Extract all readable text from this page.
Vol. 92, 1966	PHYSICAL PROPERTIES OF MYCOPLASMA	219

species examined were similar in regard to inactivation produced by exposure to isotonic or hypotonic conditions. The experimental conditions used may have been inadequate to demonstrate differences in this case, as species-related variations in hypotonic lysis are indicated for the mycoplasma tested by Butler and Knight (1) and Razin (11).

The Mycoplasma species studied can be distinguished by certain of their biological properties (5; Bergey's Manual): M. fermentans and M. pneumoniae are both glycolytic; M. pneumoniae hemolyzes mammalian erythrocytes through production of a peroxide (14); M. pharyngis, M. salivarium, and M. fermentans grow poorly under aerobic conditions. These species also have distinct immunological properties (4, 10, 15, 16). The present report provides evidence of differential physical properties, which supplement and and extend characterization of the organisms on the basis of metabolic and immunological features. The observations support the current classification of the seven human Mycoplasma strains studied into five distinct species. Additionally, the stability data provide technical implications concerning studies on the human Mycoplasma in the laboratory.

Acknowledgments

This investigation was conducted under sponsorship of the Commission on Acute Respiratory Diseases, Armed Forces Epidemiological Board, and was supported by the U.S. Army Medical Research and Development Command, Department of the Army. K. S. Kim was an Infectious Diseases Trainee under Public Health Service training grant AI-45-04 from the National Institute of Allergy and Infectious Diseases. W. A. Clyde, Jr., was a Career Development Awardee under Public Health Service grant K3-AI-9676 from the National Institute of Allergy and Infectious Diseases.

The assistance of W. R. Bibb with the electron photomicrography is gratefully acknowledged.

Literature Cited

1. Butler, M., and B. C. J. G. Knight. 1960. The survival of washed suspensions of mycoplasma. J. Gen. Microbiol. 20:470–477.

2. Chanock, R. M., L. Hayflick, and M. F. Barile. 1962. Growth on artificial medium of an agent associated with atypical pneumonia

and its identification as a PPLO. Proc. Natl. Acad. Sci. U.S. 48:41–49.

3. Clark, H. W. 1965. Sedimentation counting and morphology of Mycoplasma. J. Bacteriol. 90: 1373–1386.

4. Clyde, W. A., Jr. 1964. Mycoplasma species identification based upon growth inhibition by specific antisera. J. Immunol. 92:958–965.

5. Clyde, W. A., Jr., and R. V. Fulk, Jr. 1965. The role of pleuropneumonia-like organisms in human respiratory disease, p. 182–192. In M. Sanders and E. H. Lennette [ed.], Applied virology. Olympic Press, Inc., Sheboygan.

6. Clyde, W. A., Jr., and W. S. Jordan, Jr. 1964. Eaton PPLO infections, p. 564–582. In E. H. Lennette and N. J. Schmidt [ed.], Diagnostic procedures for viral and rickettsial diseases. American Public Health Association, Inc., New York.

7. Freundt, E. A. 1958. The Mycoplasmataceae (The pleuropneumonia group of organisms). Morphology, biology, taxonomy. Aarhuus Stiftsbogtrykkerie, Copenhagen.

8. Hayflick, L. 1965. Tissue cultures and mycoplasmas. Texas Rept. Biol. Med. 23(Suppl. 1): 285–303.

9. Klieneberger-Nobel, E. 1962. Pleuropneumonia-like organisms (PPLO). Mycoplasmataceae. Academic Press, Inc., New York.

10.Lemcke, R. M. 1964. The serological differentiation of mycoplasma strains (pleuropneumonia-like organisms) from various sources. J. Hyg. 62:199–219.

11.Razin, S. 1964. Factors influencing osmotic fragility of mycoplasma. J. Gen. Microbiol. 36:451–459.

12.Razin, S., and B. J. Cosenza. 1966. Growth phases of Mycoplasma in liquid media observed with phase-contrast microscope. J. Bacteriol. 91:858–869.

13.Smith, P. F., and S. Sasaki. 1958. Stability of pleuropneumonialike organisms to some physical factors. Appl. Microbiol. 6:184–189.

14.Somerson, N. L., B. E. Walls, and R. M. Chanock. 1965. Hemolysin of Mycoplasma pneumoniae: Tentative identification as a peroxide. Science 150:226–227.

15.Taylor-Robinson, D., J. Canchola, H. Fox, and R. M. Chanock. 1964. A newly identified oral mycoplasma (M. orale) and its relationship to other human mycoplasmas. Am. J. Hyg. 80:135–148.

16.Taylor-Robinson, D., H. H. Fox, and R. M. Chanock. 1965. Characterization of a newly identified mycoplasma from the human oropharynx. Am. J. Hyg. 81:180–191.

==

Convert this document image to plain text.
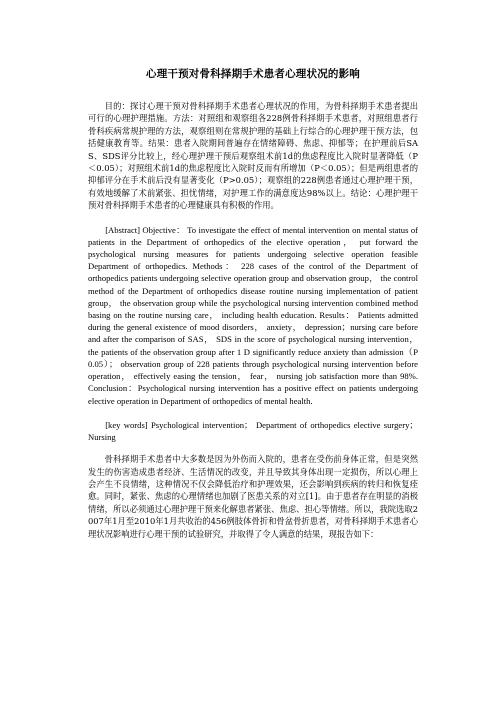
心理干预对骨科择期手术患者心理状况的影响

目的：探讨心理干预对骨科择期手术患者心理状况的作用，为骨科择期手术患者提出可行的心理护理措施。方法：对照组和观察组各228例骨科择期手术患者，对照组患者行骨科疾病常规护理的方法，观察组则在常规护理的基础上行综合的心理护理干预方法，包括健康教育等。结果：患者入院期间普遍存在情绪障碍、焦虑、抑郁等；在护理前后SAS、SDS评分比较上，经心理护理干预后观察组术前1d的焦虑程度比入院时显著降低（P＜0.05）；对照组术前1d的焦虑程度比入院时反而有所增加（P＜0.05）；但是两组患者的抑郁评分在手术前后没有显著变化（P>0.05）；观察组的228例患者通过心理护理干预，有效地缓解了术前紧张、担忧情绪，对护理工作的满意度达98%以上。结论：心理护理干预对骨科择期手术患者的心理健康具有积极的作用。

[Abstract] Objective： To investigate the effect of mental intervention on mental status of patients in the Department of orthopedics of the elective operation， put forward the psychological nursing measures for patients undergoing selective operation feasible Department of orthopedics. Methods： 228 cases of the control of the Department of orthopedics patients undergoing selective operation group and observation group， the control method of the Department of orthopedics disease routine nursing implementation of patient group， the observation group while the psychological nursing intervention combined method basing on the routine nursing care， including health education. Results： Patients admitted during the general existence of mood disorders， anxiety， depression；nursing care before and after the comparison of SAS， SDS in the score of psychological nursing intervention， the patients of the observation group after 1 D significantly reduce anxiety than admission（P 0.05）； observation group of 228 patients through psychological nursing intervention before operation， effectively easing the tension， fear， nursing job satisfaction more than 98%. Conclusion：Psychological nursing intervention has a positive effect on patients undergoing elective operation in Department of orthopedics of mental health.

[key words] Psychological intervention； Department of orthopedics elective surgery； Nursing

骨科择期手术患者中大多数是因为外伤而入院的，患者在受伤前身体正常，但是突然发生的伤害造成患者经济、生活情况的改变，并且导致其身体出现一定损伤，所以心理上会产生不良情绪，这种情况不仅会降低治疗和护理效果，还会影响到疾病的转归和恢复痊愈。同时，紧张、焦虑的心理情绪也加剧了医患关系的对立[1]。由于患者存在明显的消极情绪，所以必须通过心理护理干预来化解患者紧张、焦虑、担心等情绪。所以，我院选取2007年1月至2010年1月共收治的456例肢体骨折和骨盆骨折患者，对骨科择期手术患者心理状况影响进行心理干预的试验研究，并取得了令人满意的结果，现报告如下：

[What you should do] Copy each line of the listing that contains the string "Taylor".

[Output for this exercise]
15.Taylor-Robinson, D., J. Canchola, H. Fox, and R. M. Chanock. 1964. A newly identified oral mycoplasma (M. orale) and its relationship to other human mycoplasmas. Am. J. Hyg. 80:135–148.
16.Taylor-Robinson, D., H. H. Fox, and R. M. Chanock. 1965. Characterization of a newly identified mycoplasma from the human oropharynx. Am. J. Hyg. 81:180–191.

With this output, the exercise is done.